# WHAT IS NEEDED
All of the entries need to be written out again, exactly as they are.
-------------------------
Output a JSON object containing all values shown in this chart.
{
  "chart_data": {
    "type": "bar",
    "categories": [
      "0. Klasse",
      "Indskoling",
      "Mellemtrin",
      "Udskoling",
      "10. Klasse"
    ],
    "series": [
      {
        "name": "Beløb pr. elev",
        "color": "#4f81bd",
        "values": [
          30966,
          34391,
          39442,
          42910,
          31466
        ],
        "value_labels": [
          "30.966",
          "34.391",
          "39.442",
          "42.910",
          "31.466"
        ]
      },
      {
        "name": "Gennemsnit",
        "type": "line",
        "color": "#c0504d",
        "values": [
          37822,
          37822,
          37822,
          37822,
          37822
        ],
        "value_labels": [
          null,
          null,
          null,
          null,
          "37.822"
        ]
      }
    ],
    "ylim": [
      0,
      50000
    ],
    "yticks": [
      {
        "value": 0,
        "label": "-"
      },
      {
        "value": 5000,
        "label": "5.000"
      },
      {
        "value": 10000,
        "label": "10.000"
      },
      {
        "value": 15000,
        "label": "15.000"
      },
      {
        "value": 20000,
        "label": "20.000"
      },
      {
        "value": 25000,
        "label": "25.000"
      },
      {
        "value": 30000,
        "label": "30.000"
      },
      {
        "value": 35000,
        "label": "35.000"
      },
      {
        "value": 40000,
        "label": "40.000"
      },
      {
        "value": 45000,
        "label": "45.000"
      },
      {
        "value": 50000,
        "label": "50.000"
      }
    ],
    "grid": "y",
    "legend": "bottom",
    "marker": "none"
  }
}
-------------------------
# FINAL RESULT
Output a JSON object containing all values shown in this chart.
{
  "chart_data": {
    "type": "bar",
    "categories": [
      "0. Klasse",
      "Indskoling",
      "Mellemtrin",
      "Udskoling",
      "10. Klasse"
    ],
    "series": [
      {
        "name": "Beløb pr. elev",
        "color": "#4f81bd",
        "values": [
          30966,
          34391,
          39442,
          42910,
          31466
        ],
        "value_labels": [
          "30.966",
          "34.391",
          "39.442",
          "42.910",
          "31.466"
        ]
      },
      {
        "name": "Gennemsnit",
        "type": "line",
        "color": "#c0504d",
        "values": [
          37822,
          37822,
          37822,
          37822,
          37822
        ],
        "value_labels": [
          null,
          null,
          null,
          null,
          "37.822"
        ]
      }
    ],
    "ylim": [
      0,
      50000
    ],
    "yticks": [
      {
        "value": 0,
        "label": "-"
      },
      {
        "value": 5000,
        "label": "5.000"
      },
      {
        "value": 10000,
        "label": "10.000"
      },
      {
        "value": 15000,
        "label": "15.000"
      },
      {
        "value": 20000,
        "label": "20.000"
      },
      {
        "value": 25000,
        "label": "25.000"
      },
      {
        "value": 30000,
        "label": "30.000"
      },
      {
        "value": 35000,
        "label": "35.000"
      },
      {
        "value": 40000,
        "label": "40.000"
      },
      {
        "value": 45000,
        "label": "45.000"
      },
      {
        "value": 50000,
        "label": "50.000"
      }
    ],
    "grid": "y",
    "legend": "bottom",
    "marker": "none"
  }
}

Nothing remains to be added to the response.